Retype the listing that follows, word for word.

:: RECORDS FOR THE EXERCISE ::

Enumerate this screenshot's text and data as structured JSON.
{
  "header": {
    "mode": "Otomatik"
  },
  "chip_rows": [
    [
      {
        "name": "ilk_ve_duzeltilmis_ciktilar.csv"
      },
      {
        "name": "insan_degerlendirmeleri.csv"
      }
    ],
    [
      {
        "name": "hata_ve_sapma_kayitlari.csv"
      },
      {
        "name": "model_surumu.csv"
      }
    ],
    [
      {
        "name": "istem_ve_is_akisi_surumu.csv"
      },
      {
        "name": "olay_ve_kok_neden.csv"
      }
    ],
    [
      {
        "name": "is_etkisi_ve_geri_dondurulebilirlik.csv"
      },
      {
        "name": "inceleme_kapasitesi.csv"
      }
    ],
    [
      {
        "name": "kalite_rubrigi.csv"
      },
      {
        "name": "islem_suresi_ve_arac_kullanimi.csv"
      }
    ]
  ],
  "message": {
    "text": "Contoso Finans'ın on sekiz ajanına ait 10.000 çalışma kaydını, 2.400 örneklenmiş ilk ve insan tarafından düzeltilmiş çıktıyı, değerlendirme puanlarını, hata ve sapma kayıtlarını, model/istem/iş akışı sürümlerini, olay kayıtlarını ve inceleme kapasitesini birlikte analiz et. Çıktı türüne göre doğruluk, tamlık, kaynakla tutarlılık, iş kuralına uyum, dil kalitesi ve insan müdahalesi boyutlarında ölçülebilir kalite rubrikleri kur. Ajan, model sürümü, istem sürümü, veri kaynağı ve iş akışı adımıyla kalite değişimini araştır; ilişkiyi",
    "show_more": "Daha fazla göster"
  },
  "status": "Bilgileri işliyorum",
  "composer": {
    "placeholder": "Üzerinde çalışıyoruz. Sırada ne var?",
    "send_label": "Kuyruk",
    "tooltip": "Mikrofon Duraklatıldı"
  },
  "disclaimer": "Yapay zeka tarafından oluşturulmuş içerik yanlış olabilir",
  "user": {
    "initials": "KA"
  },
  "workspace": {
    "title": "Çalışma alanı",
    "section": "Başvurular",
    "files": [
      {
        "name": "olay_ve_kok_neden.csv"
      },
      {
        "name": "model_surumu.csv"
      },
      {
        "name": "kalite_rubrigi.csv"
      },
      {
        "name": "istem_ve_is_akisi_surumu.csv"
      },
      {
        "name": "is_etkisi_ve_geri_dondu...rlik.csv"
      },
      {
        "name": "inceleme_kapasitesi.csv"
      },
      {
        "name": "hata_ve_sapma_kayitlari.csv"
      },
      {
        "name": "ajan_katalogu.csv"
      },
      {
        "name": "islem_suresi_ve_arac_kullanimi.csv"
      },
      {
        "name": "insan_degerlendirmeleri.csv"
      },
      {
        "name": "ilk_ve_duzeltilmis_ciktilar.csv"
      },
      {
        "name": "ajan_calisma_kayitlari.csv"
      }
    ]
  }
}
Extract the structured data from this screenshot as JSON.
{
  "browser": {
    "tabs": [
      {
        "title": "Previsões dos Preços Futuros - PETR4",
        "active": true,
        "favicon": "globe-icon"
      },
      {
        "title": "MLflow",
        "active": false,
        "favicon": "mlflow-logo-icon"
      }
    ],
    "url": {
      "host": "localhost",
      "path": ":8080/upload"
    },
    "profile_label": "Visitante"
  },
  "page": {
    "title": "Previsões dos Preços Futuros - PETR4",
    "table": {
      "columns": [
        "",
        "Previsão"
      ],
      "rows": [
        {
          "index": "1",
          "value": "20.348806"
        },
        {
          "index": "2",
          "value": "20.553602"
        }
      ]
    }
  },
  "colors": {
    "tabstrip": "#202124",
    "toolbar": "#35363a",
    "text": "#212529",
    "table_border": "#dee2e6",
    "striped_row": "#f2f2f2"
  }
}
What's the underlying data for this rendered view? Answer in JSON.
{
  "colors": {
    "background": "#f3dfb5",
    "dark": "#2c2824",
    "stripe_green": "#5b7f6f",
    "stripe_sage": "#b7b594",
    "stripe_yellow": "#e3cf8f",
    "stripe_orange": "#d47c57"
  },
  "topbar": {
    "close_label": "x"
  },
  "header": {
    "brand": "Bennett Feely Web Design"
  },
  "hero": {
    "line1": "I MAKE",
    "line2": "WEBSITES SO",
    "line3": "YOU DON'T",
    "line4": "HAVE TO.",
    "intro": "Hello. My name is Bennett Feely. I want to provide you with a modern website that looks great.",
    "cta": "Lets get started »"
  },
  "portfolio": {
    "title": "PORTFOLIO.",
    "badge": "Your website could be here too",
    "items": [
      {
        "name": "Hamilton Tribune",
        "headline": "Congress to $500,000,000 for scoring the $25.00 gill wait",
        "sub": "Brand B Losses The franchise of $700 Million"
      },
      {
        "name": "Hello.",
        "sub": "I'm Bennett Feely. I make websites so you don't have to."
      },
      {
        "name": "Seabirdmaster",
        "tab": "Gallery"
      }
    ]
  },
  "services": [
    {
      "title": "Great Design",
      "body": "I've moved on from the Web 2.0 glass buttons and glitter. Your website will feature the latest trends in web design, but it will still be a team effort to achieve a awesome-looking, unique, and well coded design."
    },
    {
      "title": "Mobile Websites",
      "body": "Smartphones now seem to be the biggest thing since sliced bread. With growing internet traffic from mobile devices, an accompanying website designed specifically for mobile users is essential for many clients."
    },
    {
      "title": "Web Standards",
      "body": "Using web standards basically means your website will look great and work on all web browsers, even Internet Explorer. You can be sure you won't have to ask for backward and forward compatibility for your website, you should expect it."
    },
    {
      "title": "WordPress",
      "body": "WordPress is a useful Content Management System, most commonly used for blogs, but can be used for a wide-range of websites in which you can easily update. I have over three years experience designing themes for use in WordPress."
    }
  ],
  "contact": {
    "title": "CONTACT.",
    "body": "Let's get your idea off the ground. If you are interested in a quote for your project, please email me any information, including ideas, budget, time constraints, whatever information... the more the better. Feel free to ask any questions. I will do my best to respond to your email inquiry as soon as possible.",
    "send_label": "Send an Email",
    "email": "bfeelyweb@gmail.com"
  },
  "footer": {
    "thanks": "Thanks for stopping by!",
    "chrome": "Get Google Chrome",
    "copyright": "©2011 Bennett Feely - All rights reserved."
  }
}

:::

* **PROBLEM SOLUTION**
Enumerate this screenshot's text and data as structured JSON.
{
  "header": {
    "mode": "Otomatik"
  },
  "chip_rows": [
    [
      {
        "name": "ilk_ve_duzeltilmis_ciktilar.csv"
      },
      {
        "name": "insan_degerlendirmeleri.csv"
      }
    ],
    [
      {
        "name": "hata_ve_sapma_kayitlari.csv"
      },
      {
        "name": "model_surumu.csv"
      }
    ],
    [
      {
        "name": "istem_ve_is_akisi_surumu.csv"
      },
      {
        "name": "olay_ve_kok_neden.csv"
      }
    ],
    [
      {
        "name": "is_etkisi_ve_geri_dondurulebilirlik.csv"
      },
      {
        "name": "inceleme_kapasitesi.csv"
      }
    ],
    [
      {
        "name": "kalite_rubrigi.csv"
      },
      {
        "name": "islem_suresi_ve_arac_kullanimi.csv"
      }
    ]
  ],
  "message": {
    "text": "Contoso Finans'ın on sekiz ajanına ait 10.000 çalışma kaydını, 2.400 örneklenmiş ilk ve insan tarafından düzeltilmiş çıktıyı, değerlendirme puanlarını, hata ve sapma kayıtlarını, model/istem/iş akışı sürümlerini, olay kayıtlarını ve inceleme kapasitesini birlikte analiz et. Çıktı türüne göre doğruluk, tamlık, kaynakla tutarlılık, iş kuralına uyum, dil kalitesi ve insan müdahalesi boyutlarında ölçülebilir kalite rubrikleri kur. Ajan, model sürümü, istem sürümü, veri kaynağı ve iş akışı adımıyla kalite değişimini araştır; ilişkiyi",
    "show_more": "Daha fazla göster"
  },
  "status": "Bilgileri işliyorum",
  "composer": {
    "placeholder": "Üzerinde çalışıyoruz. Sırada ne var?",
    "send_label": "Kuyruk",
    "tooltip": "Mikrofon Duraklatıldı"
  },
  "disclaimer": "Yapay zeka tarafından oluşturulmuş içerik yanlış olabilir",
  "user": {
    "initials": "KA"
  },
  "workspace": {
    "title": "Çalışma alanı",
    "section": "Başvurular",
    "files": [
      {
        "name": "olay_ve_kok_neden.csv"
      },
      {
        "name": "model_surumu.csv"
      },
      {
        "name": "kalite_rubrigi.csv"
      },
      {
        "name": "istem_ve_is_akisi_surumu.csv"
      },
      {
        "name": "is_etkisi_ve_geri_dondu...rlik.csv"
      },
      {
        "name": "inceleme_kapasitesi.csv"
      },
      {
        "name": "hata_ve_sapma_kayitlari.csv"
      },
      {
        "name": "ajan_katalogu.csv"
      },
      {
        "name": "islem_suresi_ve_arac_kullanimi.csv"
      },
      {
        "name": "insan_degerlendirmeleri.csv"
      },
      {
        "name": "ilk_ve_duzeltilmis_ciktilar.csv"
      },
      {
        "name": "ajan_calisma_kayitlari.csv"
      }
    ]
  }
}
Extract the structured data from this screenshot as JSON.
{
  "browser": {
    "tabs": [
      {
        "title": "Previsões dos Preços Futuros - PETR4",
        "active": true,
        "favicon": "globe-icon"
      },
      {
        "title": "MLflow",
        "active": false,
        "favicon": "mlflow-logo-icon"
      }
    ],
    "url": {
      "host": "localhost",
      "path": ":8080/upload"
    },
    "profile_label": "Visitante"
  },
  "page": {
    "title": "Previsões dos Preços Futuros - PETR4",
    "table": {
      "columns": [
        "",
        "Previsão"
      ],
      "rows": [
        {
          "index": "1",
          "value": "20.348806"
        },
        {
          "index": "2",
          "value": "20.553602"
        }
      ]
    }
  },
  "colors": {
    "tabstrip": "#202124",
    "toolbar": "#35363a",
    "text": "#212529",
    "table_border": "#dee2e6",
    "striped_row": "#f2f2f2"
  }
}
What's the underlying data for this rendered view? Answer in JSON.
{
  "colors": {
    "background": "#f3dfb5",
    "dark": "#2c2824",
    "stripe_green": "#5b7f6f",
    "stripe_sage": "#b7b594",
    "stripe_yellow": "#e3cf8f",
    "stripe_orange": "#d47c57"
  },
  "topbar": {
    "close_label": "x"
  },
  "header": {
    "brand": "Bennett Feely Web Design"
  },
  "hero": {
    "line1": "I MAKE",
    "line2": "WEBSITES SO",
    "line3": "YOU DON'T",
    "line4": "HAVE TO.",
    "intro": "Hello. My name is Bennett Feely. I want to provide you with a modern website that looks great.",
    "cta": "Lets get started »"
  },
  "portfolio": {
    "title": "PORTFOLIO.",
    "badge": "Your website could be here too",
    "items": [
      {
        "name": "Hamilton Tribune",
        "headline": "Congress to $500,000,000 for scoring the $25.00 gill wait",
        "sub": "Brand B Losses The franchise of $700 Million"
      },
      {
        "name": "Hello.",
        "sub": "I'm Bennett Feely. I make websites so you don't have to."
      },
      {
        "name": "Seabirdmaster",
        "tab": "Gallery"
      }
    ]
  },
  "services": [
    {
      "title": "Great Design",
      "body": "I've moved on from the Web 2.0 glass buttons and glitter. Your website will feature the latest trends in web design, but it will still be a team effort to achieve a awesome-looking, unique, and well coded design."
    },
    {
      "title": "Mobile Websites",
      "body": "Smartphones now seem to be the biggest thing since sliced bread. With growing internet traffic from mobile devices, an accompanying website designed specifically for mobile users is essential for many clients."
    },
    {
      "title": "Web Standards",
      "body": "Using web standards basically means your website will look great and work on all web browsers, even Internet Explorer. You can be sure you won't have to ask for backward and forward compatibility for your website, you should expect it."
    },
    {
      "title": "WordPress",
      "body": "WordPress is a useful Content Management System, most commonly used for blogs, but can be used for a wide-range of websites in which you can easily update. I have over three years experience designing themes for use in WordPress."
    }
  ],
  "contact": {
    "title": "CONTACT.",
    "body": "Let's get your idea off the ground. If you are interested in a quote for your project, please email me any information, including ideas, budget, time constraints, whatever information... the more the better. Feel free to ask any questions. I will do my best to respond to your email inquiry as soon as possible.",
    "send_label": "Send an Email",
    "email": "bfeelyweb@gmail.com"
  },
  "footer": {
    "thanks": "Thanks for stopping by!",
    "chrome": "Get Google Chrome",
    "copyright": "©2011 Bennett Feely - All rights reserved."
  }
}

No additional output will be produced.